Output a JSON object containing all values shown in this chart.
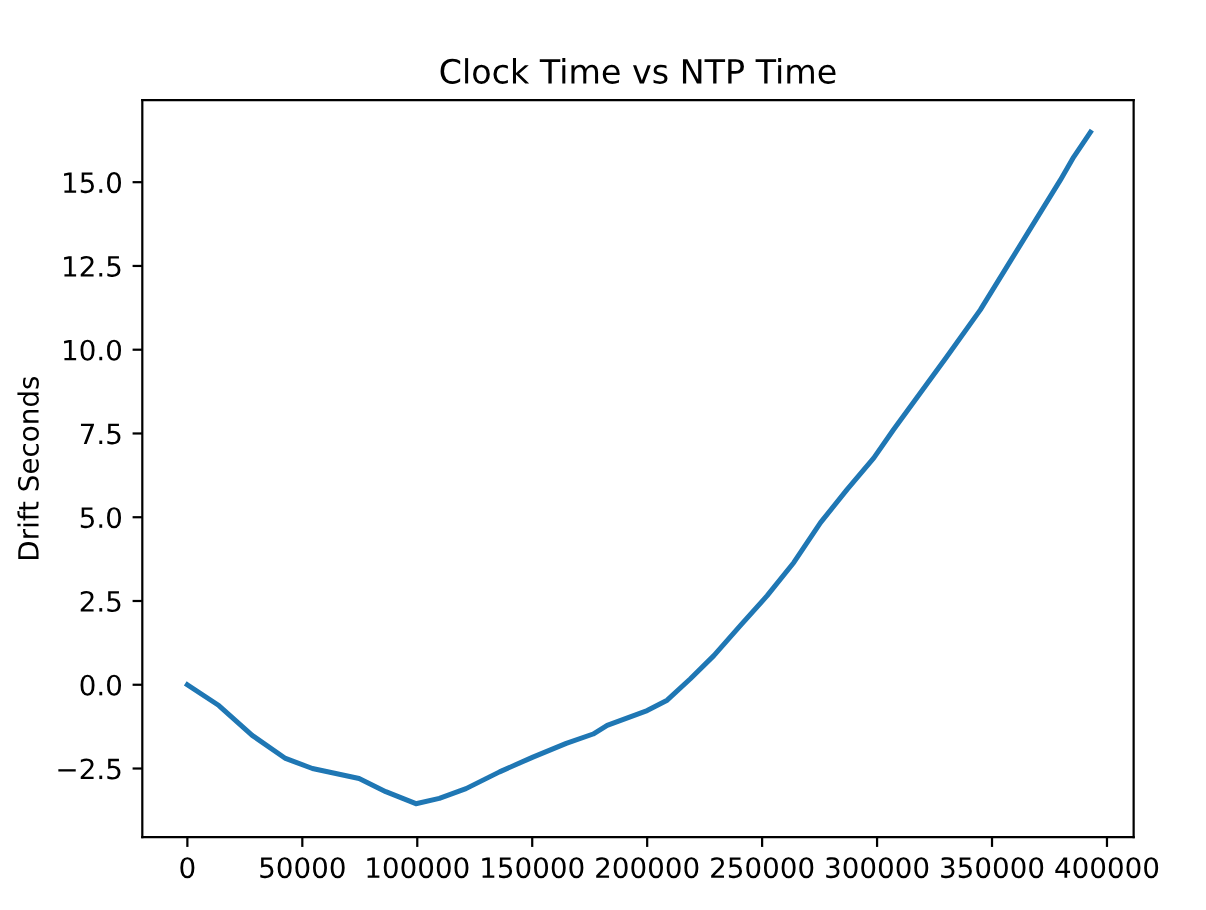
{
  "chart_data": {
    "type": "line",
    "title": "Clock Time vs NTP Time",
    "ylabel": "Drift Seconds",
    "x": [
      0,
      13700,
      28200,
      42700,
      54400,
      74700,
      86300,
      99400,
      109600,
      121200,
      135800,
      150300,
      164800,
      176500,
      182600,
      200000,
      208700,
      218800,
      229000,
      240600,
      252200,
      263800,
      275400,
      287000,
      298600,
      307200,
      318800,
      330400,
      344900,
      356500,
      368100,
      379700,
      385500,
      392800
    ],
    "series": [
      {
        "color": "#1f77b4",
        "values": [
          0,
          -0.62,
          -1.51,
          -2.2,
          -2.5,
          -2.8,
          -3.19,
          -3.55,
          -3.39,
          -3.1,
          -2.6,
          -2.16,
          -1.75,
          -1.47,
          -1.21,
          -0.77,
          -0.46,
          0.18,
          0.87,
          1.77,
          2.66,
          3.65,
          4.84,
          5.83,
          6.77,
          7.62,
          8.71,
          9.8,
          11.19,
          12.48,
          13.77,
          15.06,
          15.75,
          16.49
        ]
      }
    ],
    "xlim": [
      -19600,
      411600
    ],
    "ylim": [
      -4.55,
      17.45
    ],
    "xticks": [
      0,
      50000,
      100000,
      150000,
      200000,
      250000,
      300000,
      350000,
      400000
    ],
    "yticks": [
      {
        "value": -2.5,
        "label": "−2.5"
      },
      {
        "value": 0,
        "label": "0.0"
      },
      {
        "value": 2.5,
        "label": "2.5"
      },
      {
        "value": 5,
        "label": "5.0"
      },
      {
        "value": 7.5,
        "label": "7.5"
      },
      {
        "value": 10,
        "label": "10.0"
      },
      {
        "value": 12.5,
        "label": "12.5"
      },
      {
        "value": 15,
        "label": "15.0"
      }
    ],
    "grid": false,
    "legend": false
  }
}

◆ Given task
Go through the data and count each line that has the word "values", then give the total alone.

◆ Response below
2